### TASK DESCRIPTION
After counting the lines below that hold the word "Franzosen", reply with the count and nothing else.

Items from a dataset:

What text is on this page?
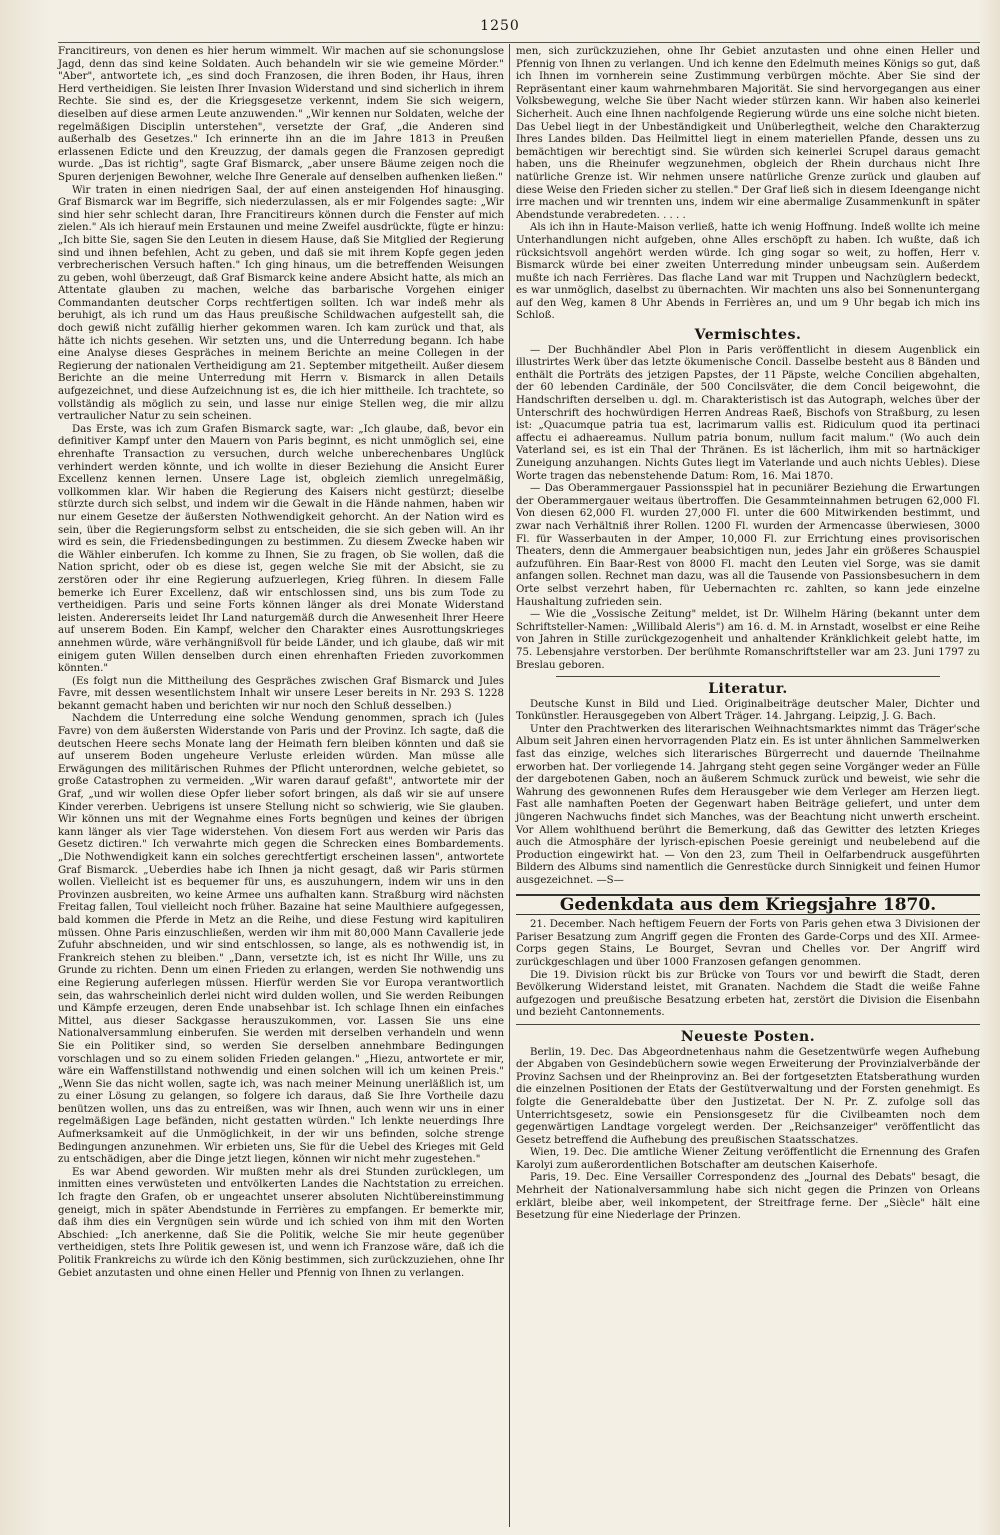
1250

Francitireurs, von denen es hier herum wimmelt. Wir machen auf sie schonungslose Jagd, denn das sind keine Soldaten. Auch behandeln wir sie wie gemeine Mörder." "Aber", antwortete ich, „es sind doch Franzosen, die ihren Boden, ihr Haus, ihren Herd vertheidigen. Sie leisten Ihrer Invasion Widerstand und sind sicherlich in ihrem Rechte. Sie sind es, der die Kriegsgesetze verkennt, indem Sie sich weigern, dieselben auf diese armen Leute anzuwenden." „Wir kennen nur Soldaten, welche der regelmäßigen Disciplin unterstehen", versetzte der Graf, „die Anderen sind außerhalb des Gesetzes." Ich erinnerte ihn an die im Jahre 1813 in Preußen erlassenen Edicte und den Kreuzzug, der damals gegen die Franzosen gepredigt wurde. „Das ist richtig", sagte Graf Bismarck, „aber unsere Bäume zeigen noch die Spuren derjenigen Bewohner, welche Ihre Generale auf denselben aufhenken ließen."

Wir traten in einen niedrigen Saal, der auf einen ansteigenden Hof hinausging. Graf Bismarck war im Begriffe, sich niederzulassen, als er mir Folgendes sagte: „Wir sind hier sehr schlecht daran, Ihre Francitireurs können durch die Fenster auf mich zielen." Als ich hierauf mein Erstaunen und meine Zweifel ausdrückte, fügte er hinzu: „Ich bitte Sie, sagen Sie den Leuten in diesem Hause, daß Sie Mitglied der Regierung sind und ihnen befehlen, Acht zu geben, und daß sie mit ihrem Kopfe gegen jeden verbrecherischen Versuch haften." Ich ging hinaus, um die betreffenden Weisungen zu geben, wohl überzeugt, daß Graf Bismarck keine andere Absicht hatte, als mich an Attentate glauben zu machen, welche das barbarische Vorgehen einiger Commandanten deutscher Corps rechtfertigen sollten. Ich war indeß mehr als beruhigt, als ich rund um das Haus preußische Schildwachen aufgestellt sah, die doch gewiß nicht zufällig hierher gekommen waren. Ich kam zurück und that, als hätte ich nichts gesehen. Wir setzten uns, und die Unterredung begann. Ich habe eine Analyse dieses Gespräches in meinem Berichte an meine Collegen in der Regierung der nationalen Vertheidigung am 21. September mitgetheilt. Außer diesem Berichte an die meine Unterredung mit Herrn v. Bismarck in allen Details aufgezeichnet, und diese Aufzeichnung ist es, die ich hier mittheile. Ich trachtete, so vollständig als möglich zu sein, und lasse nur einige Stellen weg, die mir allzu vertraulicher Natur zu sein scheinen.

Das Erste, was ich zum Grafen Bismarck sagte, war: „Ich glaube, daß, bevor ein definitiver Kampf unter den Mauern von Paris beginnt, es nicht unmöglich sei, eine ehrenhafte Transaction zu versuchen, durch welche unberechenbares Unglück verhindert werden könnte, und ich wollte in dieser Beziehung die Ansicht Eurer Excellenz kennen lernen. Unsere Lage ist, obgleich ziemlich unregelmäßig, vollkommen klar. Wir haben die Regierung des Kaisers nicht gestürzt; dieselbe stürzte durch sich selbst, und indem wir die Gewalt in die Hände nahmen, haben wir nur einem Gesetze der äußersten Nothwendigkeit gehorcht. An der Nation wird es sein, über die Regierungsform selbst zu entscheiden, die sie sich geben will. An ihr wird es sein, die Friedensbedingungen zu bestimmen. Zu diesem Zwecke haben wir die Wähler einberufen. Ich komme zu Ihnen, Sie zu fragen, ob Sie wollen, daß die Nation spricht, oder ob es diese ist, gegen welche Sie mit der Absicht, sie zu zerstören oder ihr eine Regierung aufzuerlegen, Krieg führen. In diesem Falle bemerke ich Eurer Excellenz, daß wir entschlossen sind, uns bis zum Tode zu vertheidigen. Paris und seine Forts können länger als drei Monate Widerstand leisten. Andererseits leidet Ihr Land naturgemäß durch die Anwesenheit Ihrer Heere auf unserem Boden. Ein Kampf, welcher den Charakter eines Ausrottungskrieges annehmen würde, wäre verhängnißvoll für beide Länder, und ich glaube, daß wir mit einigem guten Willen denselben durch einen ehrenhaften Frieden zuvorkommen könnten."

(Es folgt nun die Mittheilung des Gespräches zwischen Graf Bismarck und Jules Favre, mit dessen wesentlichstem Inhalt wir unsere Leser bereits in Nr. 293 S. 1228 bekannt gemacht haben und berichten wir nur noch den Schluß desselben.)

Nachdem die Unterredung eine solche Wendung genommen, sprach ich (Jules Favre) von dem äußersten Widerstande von Paris und der Provinz. Ich sagte, daß die deutschen Heere sechs Monate lang der Heimath fern bleiben könnten und daß sie auf unserem Boden ungeheure Verluste erleiden würden. Man müsse alle Erwägungen des militärischen Ruhmes der Pflicht unterordnen, welche gebietet, so große Catastrophen zu vermeiden. „Wir waren darauf gefaßt", antwortete mir der Graf, „und wir wollen diese Opfer lieber sofort bringen, als daß wir sie auf unsere Kinder vererben. Uebrigens ist unsere Stellung nicht so schwierig, wie Sie glauben. Wir können uns mit der Wegnahme eines Forts begnügen und keines der übrigen kann länger als vier Tage widerstehen. Von diesem Fort aus werden wir Paris das Gesetz dictiren." Ich verwahrte mich gegen die Schrecken eines Bombardements. „Die Nothwendigkeit kann ein solches gerechtfertigt erscheinen lassen", antwortete Graf Bismarck. „Ueberdies habe ich Ihnen ja nicht gesagt, daß wir Paris stürmen wollen. Vielleicht ist es bequemer für uns, es auszuhungern, indem wir uns in den Provinzen ausbreiten, wo keine Armee uns aufhalten kann. Straßburg wird nächsten Freitag fallen, Toul vielleicht noch früher. Bazaine hat seine Maulthiere aufgegessen, bald kommen die Pferde in Metz an die Reihe, und diese Festung wird kapituliren müssen. Ohne Paris einzuschließen, werden wir ihm mit 80,000 Mann Cavallerie jede Zufuhr abschneiden, und wir sind entschlossen, so lange, als es nothwendig ist, in Frankreich stehen zu bleiben." „Dann, versetzte ich, ist es nicht Ihr Wille, uns zu Grunde zu richten. Denn um einen Frieden zu erlangen, werden Sie nothwendig uns eine Regierung auferlegen müssen. Hierfür werden Sie vor Europa verantwortlich sein, das wahrscheinlich derlei nicht wird dulden wollen, und Sie werden Reibungen und Kämpfe erzeugen, deren Ende unabsehbar ist. Ich schlage Ihnen ein einfaches Mittel, aus dieser Sackgasse herauszukommen, vor. Lassen Sie uns eine Nationalversammlung einberufen. Sie werden mit derselben verhandeln und wenn Sie ein Politiker sind, so werden Sie derselben annehmbare Bedingungen vorschlagen und so zu einem soliden Frieden gelangen." „Hiezu, antwortete er mir, wäre ein Waffenstillstand nothwendig und einen solchen will ich um keinen Preis." „Wenn Sie das nicht wollen, sagte ich, was nach meiner Meinung unerläßlich ist, um zu einer Lösung zu gelangen, so folgere ich daraus, daß Sie Ihre Vortheile dazu benützen wollen, uns das zu entreißen, was wir Ihnen, auch wenn wir uns in einer regelmäßigen Lage befänden, nicht gestatten würden." Ich lenkte neuerdings Ihre Aufmerksamkeit auf die Unmöglichkeit, in der wir uns befinden, solche strenge Bedingungen anzunehmen. Wir erbieten uns, Sie für die Uebel des Krieges mit Geld zu entschädigen, aber die Dinge jetzt liegen, können wir nicht mehr zugestehen."

Es war Abend geworden. Wir mußten mehr als drei Stunden zurücklegen, um inmitten eines verwüsteten und entvölkerten Landes die Nachtstation zu erreichen. Ich fragte den Grafen, ob er ungeachtet unserer absoluten Nichtübereinstimmung geneigt, mich in später Abendstunde in Ferrières zu empfangen. Er bemerkte mir, daß ihm dies ein Vergnügen sein würde und ich schied von ihm mit den Worten Abschied: „Ich anerkenne, daß Sie die Politik, welche Sie mir heute gegenüber vertheidigen, stets Ihre Politik gewesen ist, und wenn ich Franzose wäre, daß ich die Politik Frankreichs zu würde ich den König bestimmen, sich zurückzuziehen, ohne Ihr Gebiet anzutasten und ohne einen Heller und Pfennig von Ihnen zu verlangen.

men, sich zurückzuziehen, ohne Ihr Gebiet anzutasten und ohne einen Heller und Pfennig von Ihnen zu verlangen. Und ich kenne den Edelmuth meines Königs so gut, daß ich Ihnen im vornherein seine Zustimmung verbürgen möchte. Aber Sie sind der Repräsentant einer kaum wahrnehmbaren Majorität. Sie sind hervorgegangen aus einer Volksbewegung, welche Sie über Nacht wieder stürzen kann. Wir haben also keinerlei Sicherheit. Auch eine Ihnen nachfolgende Regierung würde uns eine solche nicht bieten. Das Uebel liegt in der Unbeständigkeit und Unüberlegtheit, welche den Charakterzug Ihres Landes bilden. Das Heilmittel liegt in einem materiellen Pfande, dessen uns zu bemächtigen wir berechtigt sind. Sie würden sich keinerlei Scrupel daraus gemacht haben, uns die Rheinufer wegzunehmen, obgleich der Rhein durchaus nicht Ihre natürliche Grenze ist. Wir nehmen unsere natürliche Grenze zurück und glauben auf diese Weise den Frieden sicher zu stellen." Der Graf ließ sich in diesem Ideengange nicht irre machen und wir trennten uns, indem wir eine abermalige Zusammenkunft in später Abendstunde verabredeten. . . . .

Als ich ihn in Haute-Maison verließ, hatte ich wenig Hoffnung. Indeß wollte ich meine Unterhandlungen nicht aufgeben, ohne Alles erschöpft zu haben. Ich wußte, daß ich rücksichtsvoll angehört werden würde. Ich ging sogar so weit, zu hoffen, Herr v. Bismarck würde bei einer zweiten Unterredung minder unbeugsam sein. Außerdem mußte ich nach Ferrières. Das flache Land war mit Truppen und Nachzüglern bedeckt, es war unmöglich, daselbst zu übernachten. Wir machten uns also bei Sonnenuntergang auf den Weg, kamen 8 Uhr Abends in Ferrières an, und um 9 Uhr begab ich mich ins Schloß.

Vermischtes.

— Der Buchhändler Abel Plon in Paris veröffentlicht in diesem Augenblick ein illustrirtes Werk über das letzte ökumenische Concil. Dasselbe besteht aus 8 Bänden und enthält die Porträts des jetzigen Papstes, der 11 Päpste, welche Concilien abgehalten, der 60 lebenden Cardinäle, der 500 Concilsväter, die dem Concil beigewohnt, die Handschriften derselben u. dgl. m. Charakteristisch ist das Autograph, welches über der Unterschrift des hochwürdigen Herren Andreas Raeß, Bischofs von Straßburg, zu lesen ist: „Quacumque patria tua est, lacrimarum vallis est. Ridiculum quod ita pertinaci affectu ei adhaereamus. Nullum patria bonum, nullum facit malum." (Wo auch dein Vaterland sei, es ist ein Thal der Thränen. Es ist lächerlich, ihm mit so hartnäckiger Zuneigung anzuhangen. Nichts Gutes liegt im Vaterlande und auch nichts Uebles). Diese Worte tragen das nebenstehende Datum: Rom, 16. Mai 1870.

— Das Oberammergauer Passionsspiel hat in pecuniärer Beziehung die Erwartungen der Oberammergauer weitaus übertroffen. Die Gesammteinnahmen betrugen 62,000 Fl. Von diesen 62,000 Fl. wurden 27,000 Fl. unter die 600 Mitwirkenden bestimmt, und zwar nach Verhältniß ihrer Rollen. 1200 Fl. wurden der Armencasse überwiesen, 3000 Fl. für Wasserbauten in der Amper, 10,000 Fl. zur Errichtung eines provisorischen Theaters, denn die Ammergauer beabsichtigen nun, jedes Jahr ein größeres Schauspiel aufzuführen. Ein Baar-Rest von 8000 Fl. macht den Leuten viel Sorge, was sie damit anfangen sollen. Rechnet man dazu, was all die Tausende von Passionsbesuchern in dem Orte selbst verzehrt haben, für Uebernachten rc. zahlten, so kann jede einzelne Haushaltung zufrieden sein.

— Wie die „Vossische Zeitung" meldet, ist Dr. Wilhelm Häring (bekannt unter dem Schriftsteller-Namen: „Willibald Aleris") am 16. d. M. in Arnstadt, woselbst er eine Reihe von Jahren in Stille zurückgezogenheit und anhaltender Kränklichkeit gelebt hatte, im 75. Lebensjahre verstorben. Der berühmte Romanschriftsteller war am 23. Juni 1797 zu Breslau geboren.

Literatur.

Deutsche Kunst in Bild und Lied. Originalbeiträge deutscher Maler, Dichter und Tonkünstler. Herausgegeben von Albert Träger. 14. Jahrgang. Leipzig, J. G. Bach.

Unter den Prachtwerken des literarischen Weihnachtsmarktes nimmt das Träger'sche Album seit Jahren einen hervorragenden Platz ein. Es ist unter ähnlichen Sammelwerken fast das einzige, welches sich literarisches Bürgerrecht und dauernde Theilnahme erworben hat. Der vorliegende 14. Jahrgang steht gegen seine Vorgänger weder an Fülle der dargebotenen Gaben, noch an äußerem Schmuck zurück und beweist, wie sehr die Wahrung des gewonnenen Rufes dem Herausgeber wie dem Verleger am Herzen liegt. Fast alle namhaften Poeten der Gegenwart haben Beiträge geliefert, und unter dem jüngeren Nachwuchs findet sich Manches, was der Beachtung nicht unwerth erscheint. Vor Allem wohlthuend berührt die Bemerkung, daß das Gewitter des letzten Krieges auch die Atmosphäre der lyrisch-epischen Poesie gereinigt und neubelebend auf die Production eingewirkt hat. — Von den 23, zum Theil in Oelfarbendruck ausgeführten Bildern des Albums sind namentlich die Genrestücke durch Sinnigkeit und feinen Humor ausgezeichnet. —S—

Gedenkdata aus dem Kriegsjahre 1870.

21. December. Nach heftigem Feuern der Forts von Paris gehen etwa 3 Divisionen der Pariser Besatzung zum Angriff gegen die Fronten des Garde-Corps und des XII. Armee-Corps gegen Stains, Le Bourget, Sevran und Chelles vor. Der Angriff wird zurückgeschlagen und über 1000 Franzosen gefangen genommen.

Die 19. Division rückt bis zur Brücke von Tours vor und bewirft die Stadt, deren Bevölkerung Widerstand leistet, mit Granaten. Nachdem die Stadt die weiße Fahne aufgezogen und preußische Besatzung erbeten hat, zerstört die Division die Eisenbahn und bezieht Cantonnements.

Neueste Posten.

Berlin, 19. Dec. Das Abgeordnetenhaus nahm die Gesetzentwürfe wegen Aufhebung der Abgaben von Gesindebüchern sowie wegen Erweiterung der Provinzialverbände der Provinz Sachsen und der Rheinprovinz an. Bei der fortgesetzten Etatsberathung wurden die einzelnen Positionen der Etats der Gestütverwaltung und der Forsten genehmigt. Es folgte die Generaldebatte über den Justizetat. Der N. Pr. Z. zufolge soll das Unterrichtsgesetz, sowie ein Pensionsgesetz für die Civilbeamten noch dem gegenwärtigen Landtage vorgelegt werden. Der „Reichsanzeiger" veröffentlicht das Gesetz betreffend die Aufhebung des preußischen Staatsschatzes.

Wien, 19. Dec. Die amtliche Wiener Zeitung veröffentlicht die Ernennung des Grafen Karolyi zum außerordentlichen Botschafter am deutschen Kaiserhofe.

Paris, 19. Dec. Eine Versailler Correspondenz des „Journal des Debats" besagt, die Mehrheit der Nationalversammlung habe sich nicht gegen die Prinzen von Orleans erklärt, bleibe aber, weil inkompetent, der Streitfrage ferne. Der „Siècle" hält eine Besetzung für eine Niederlage der Prinzen.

### EXERCISE OUTPUT
2